Say how many lines include "title", with no words around the number.
[Start Extracted material]
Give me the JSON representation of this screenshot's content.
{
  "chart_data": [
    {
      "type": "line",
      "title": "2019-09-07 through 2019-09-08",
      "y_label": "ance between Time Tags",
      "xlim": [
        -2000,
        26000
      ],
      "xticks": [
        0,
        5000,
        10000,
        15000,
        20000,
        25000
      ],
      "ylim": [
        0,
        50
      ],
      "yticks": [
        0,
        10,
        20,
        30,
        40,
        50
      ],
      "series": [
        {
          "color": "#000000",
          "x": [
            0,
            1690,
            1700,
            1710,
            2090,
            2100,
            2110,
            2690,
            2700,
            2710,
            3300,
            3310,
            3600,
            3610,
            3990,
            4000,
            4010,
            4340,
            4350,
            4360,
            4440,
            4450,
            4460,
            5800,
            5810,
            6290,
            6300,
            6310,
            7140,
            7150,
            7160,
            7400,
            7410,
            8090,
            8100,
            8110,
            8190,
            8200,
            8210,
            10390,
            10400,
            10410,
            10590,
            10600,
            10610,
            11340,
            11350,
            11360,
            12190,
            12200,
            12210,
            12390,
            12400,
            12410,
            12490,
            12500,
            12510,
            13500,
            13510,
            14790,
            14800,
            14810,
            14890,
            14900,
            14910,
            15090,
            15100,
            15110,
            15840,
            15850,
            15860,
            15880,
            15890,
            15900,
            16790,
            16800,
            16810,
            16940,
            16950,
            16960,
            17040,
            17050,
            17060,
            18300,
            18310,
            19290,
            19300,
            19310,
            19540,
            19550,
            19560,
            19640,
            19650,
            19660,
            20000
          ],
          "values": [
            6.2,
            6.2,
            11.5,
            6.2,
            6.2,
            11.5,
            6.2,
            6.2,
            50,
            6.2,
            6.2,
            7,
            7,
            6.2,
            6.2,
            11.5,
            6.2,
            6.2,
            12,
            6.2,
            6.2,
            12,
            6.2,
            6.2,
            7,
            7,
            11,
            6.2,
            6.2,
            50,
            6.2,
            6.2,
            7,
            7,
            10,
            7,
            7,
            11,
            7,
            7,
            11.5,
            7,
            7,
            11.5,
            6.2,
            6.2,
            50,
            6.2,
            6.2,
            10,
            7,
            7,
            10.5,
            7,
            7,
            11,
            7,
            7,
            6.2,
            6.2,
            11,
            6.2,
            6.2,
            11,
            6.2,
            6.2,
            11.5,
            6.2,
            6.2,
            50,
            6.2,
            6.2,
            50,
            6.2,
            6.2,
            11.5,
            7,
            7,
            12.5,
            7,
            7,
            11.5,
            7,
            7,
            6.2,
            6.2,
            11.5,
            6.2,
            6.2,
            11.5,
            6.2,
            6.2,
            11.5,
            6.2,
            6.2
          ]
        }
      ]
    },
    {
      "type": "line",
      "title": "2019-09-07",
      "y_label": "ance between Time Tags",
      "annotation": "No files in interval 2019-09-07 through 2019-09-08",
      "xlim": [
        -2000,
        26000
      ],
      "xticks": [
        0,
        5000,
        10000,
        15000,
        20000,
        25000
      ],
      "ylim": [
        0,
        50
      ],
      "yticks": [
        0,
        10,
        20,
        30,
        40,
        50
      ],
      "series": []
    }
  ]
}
[End Extracted material]
▸ Answer to the exercise: 2